_Set exercise_:
Check every line below for the word "lives" and copy the ones that have it.

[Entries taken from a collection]
** Start **

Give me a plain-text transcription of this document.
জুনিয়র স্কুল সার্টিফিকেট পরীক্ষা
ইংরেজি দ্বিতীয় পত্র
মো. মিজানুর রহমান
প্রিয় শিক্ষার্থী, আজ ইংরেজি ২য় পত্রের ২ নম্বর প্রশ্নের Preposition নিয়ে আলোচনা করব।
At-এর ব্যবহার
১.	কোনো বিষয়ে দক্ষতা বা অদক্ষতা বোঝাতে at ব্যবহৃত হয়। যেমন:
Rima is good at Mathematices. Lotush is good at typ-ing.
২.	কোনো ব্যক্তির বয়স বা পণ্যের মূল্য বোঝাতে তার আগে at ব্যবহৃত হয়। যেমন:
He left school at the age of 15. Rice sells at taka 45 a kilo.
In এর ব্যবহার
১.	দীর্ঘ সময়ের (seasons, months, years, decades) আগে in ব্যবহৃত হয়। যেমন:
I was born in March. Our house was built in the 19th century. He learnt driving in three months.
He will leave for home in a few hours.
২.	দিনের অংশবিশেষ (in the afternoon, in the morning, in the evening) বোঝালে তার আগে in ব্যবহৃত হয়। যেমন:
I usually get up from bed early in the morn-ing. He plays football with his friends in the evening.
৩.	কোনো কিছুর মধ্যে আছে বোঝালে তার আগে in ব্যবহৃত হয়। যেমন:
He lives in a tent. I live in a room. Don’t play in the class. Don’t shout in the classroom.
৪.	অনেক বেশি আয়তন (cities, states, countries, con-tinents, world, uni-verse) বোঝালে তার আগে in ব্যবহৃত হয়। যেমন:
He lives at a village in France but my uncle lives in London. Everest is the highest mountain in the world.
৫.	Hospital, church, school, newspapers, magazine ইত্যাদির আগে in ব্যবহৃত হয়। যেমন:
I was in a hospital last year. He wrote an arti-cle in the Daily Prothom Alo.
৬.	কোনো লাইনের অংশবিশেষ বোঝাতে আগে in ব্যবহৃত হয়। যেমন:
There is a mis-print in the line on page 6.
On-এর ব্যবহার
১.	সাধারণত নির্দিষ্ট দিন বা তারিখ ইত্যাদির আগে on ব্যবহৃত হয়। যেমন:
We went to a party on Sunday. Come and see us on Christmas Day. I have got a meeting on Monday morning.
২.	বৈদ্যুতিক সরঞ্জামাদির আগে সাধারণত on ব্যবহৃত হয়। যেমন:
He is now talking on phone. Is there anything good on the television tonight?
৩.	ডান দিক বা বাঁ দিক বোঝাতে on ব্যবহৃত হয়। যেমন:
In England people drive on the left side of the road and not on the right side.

** End **
** Start **

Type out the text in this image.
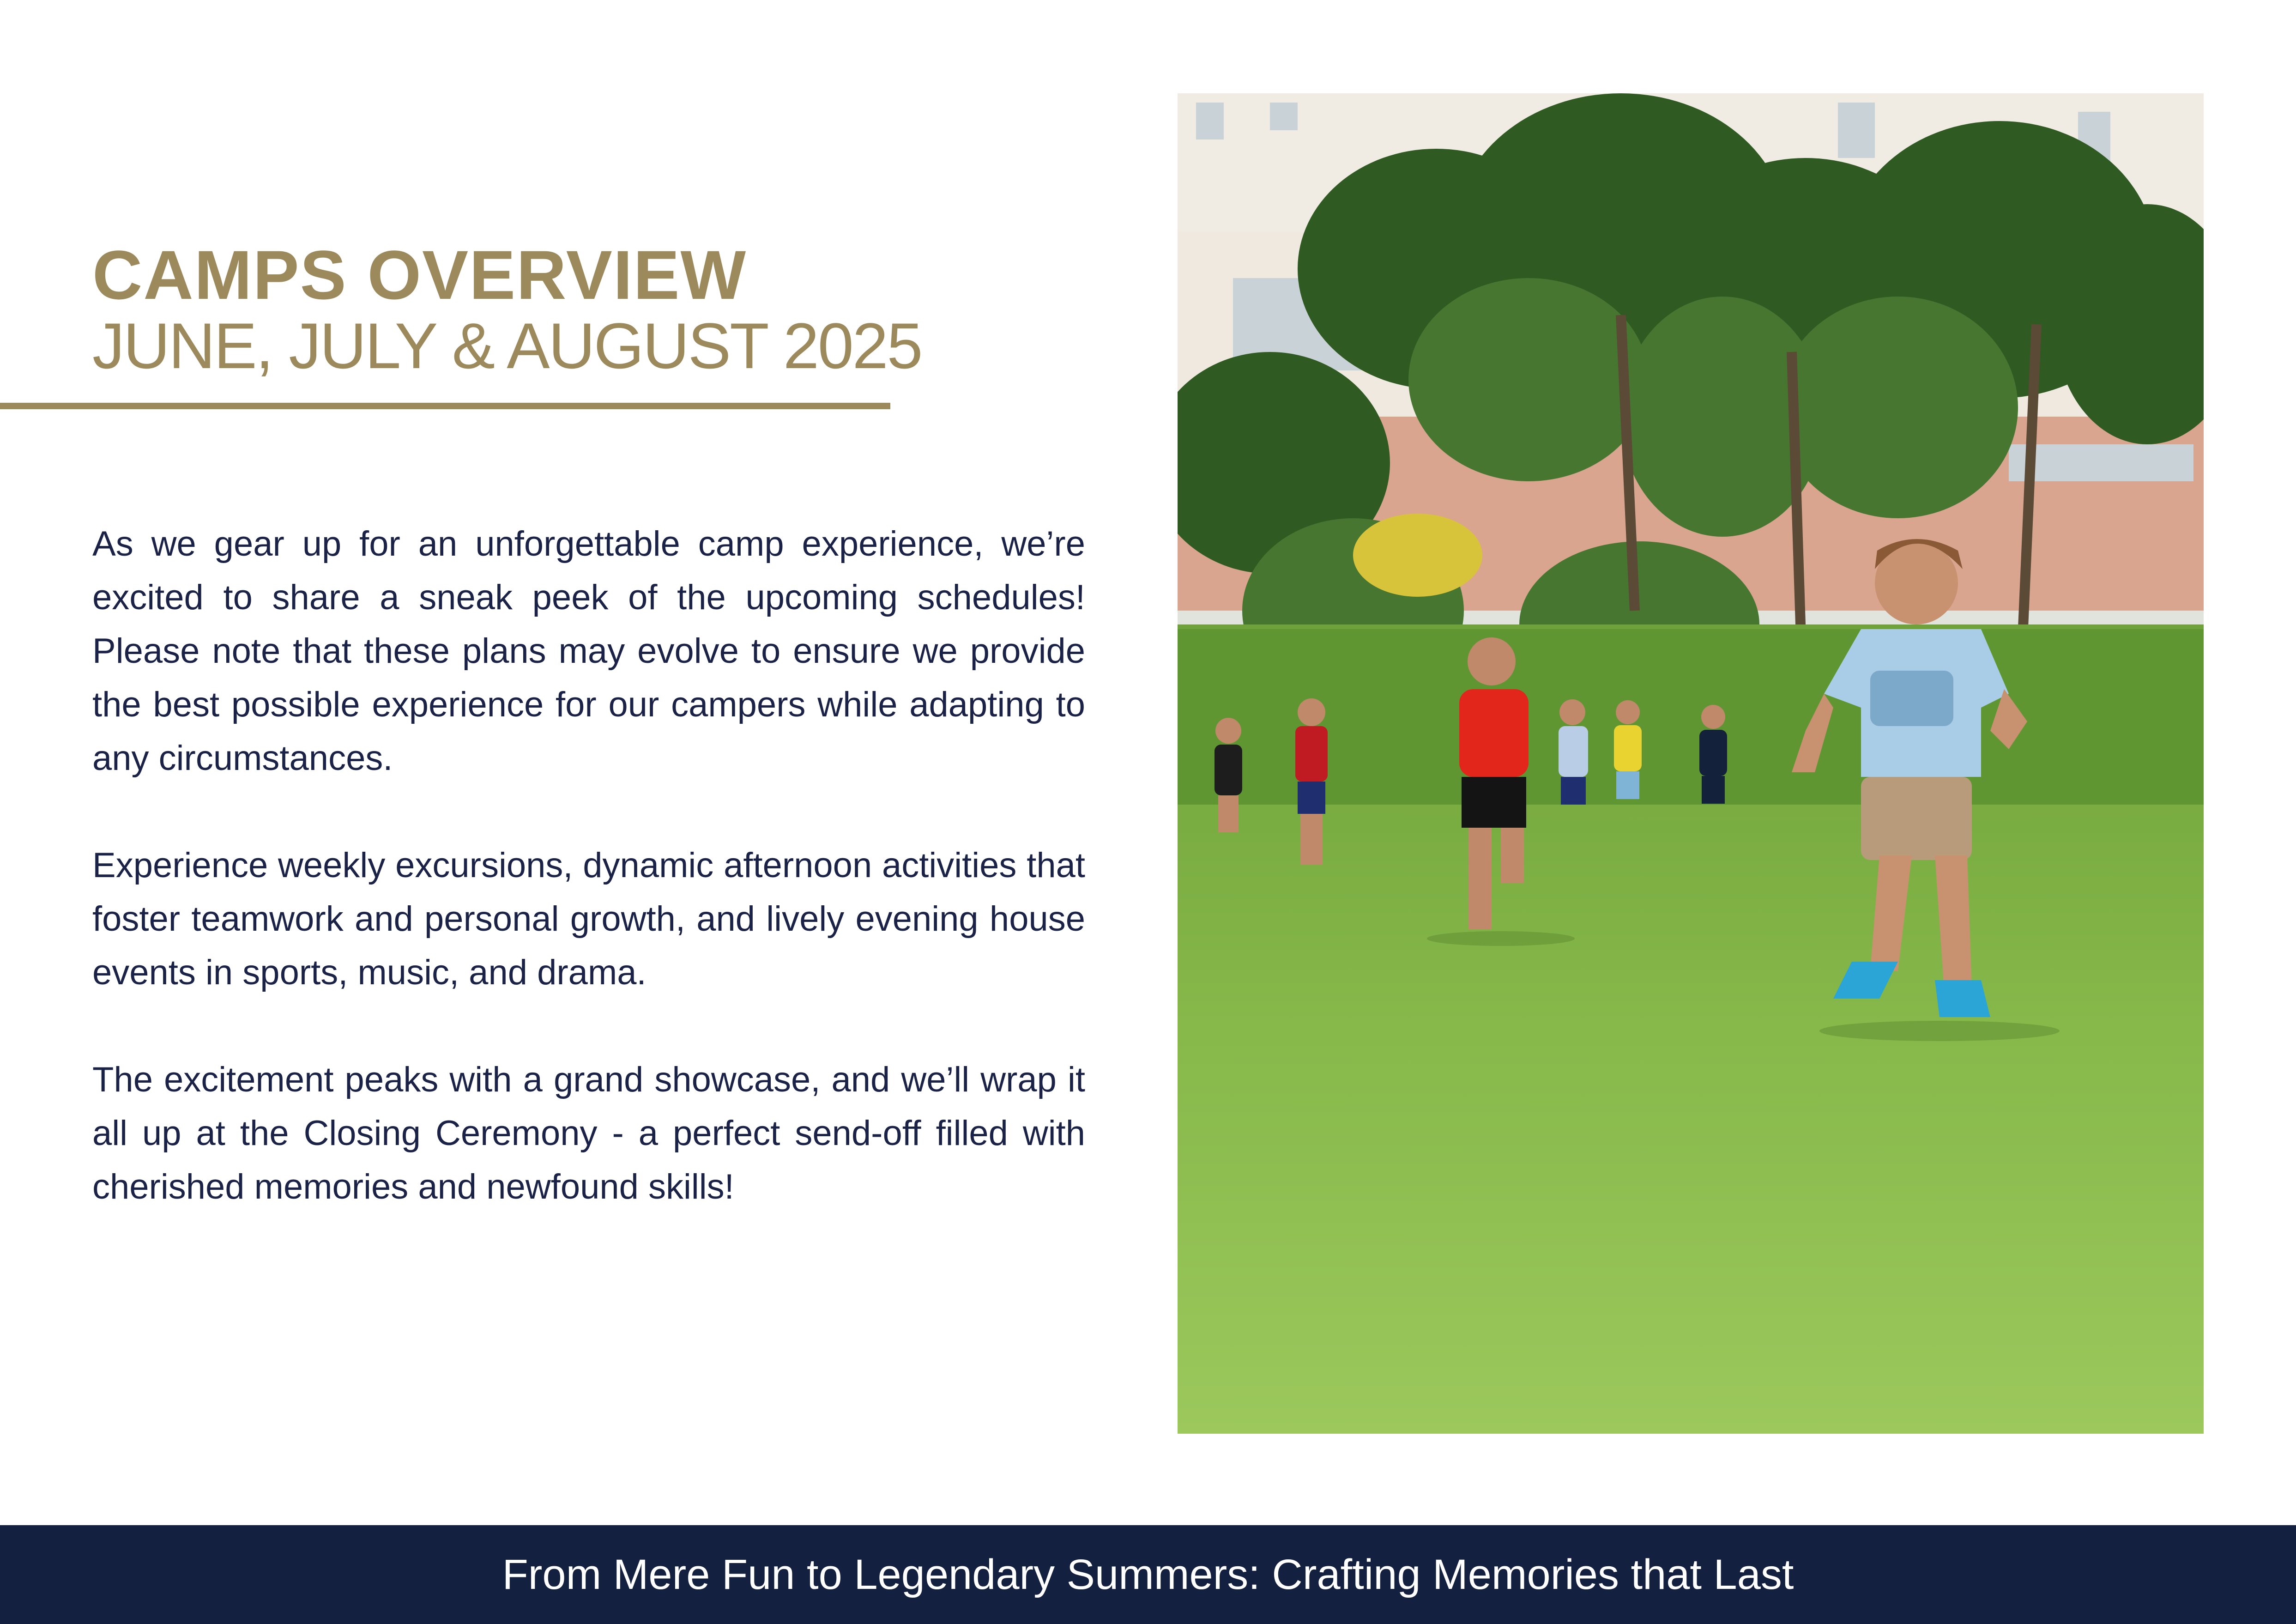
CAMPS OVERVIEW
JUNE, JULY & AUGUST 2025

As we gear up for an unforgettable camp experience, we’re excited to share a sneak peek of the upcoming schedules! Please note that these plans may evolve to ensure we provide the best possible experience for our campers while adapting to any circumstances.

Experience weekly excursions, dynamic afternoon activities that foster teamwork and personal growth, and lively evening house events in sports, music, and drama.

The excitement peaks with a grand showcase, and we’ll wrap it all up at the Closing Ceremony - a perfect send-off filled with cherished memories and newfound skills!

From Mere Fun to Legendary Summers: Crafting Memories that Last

** End **

_Solution for this task_:
He lives in a tent. I live in a room. Don’t play in the class. Don’t shout in the classroom.
He lives at a village in France but my uncle lives in London. Everest is the highest mountain in the world.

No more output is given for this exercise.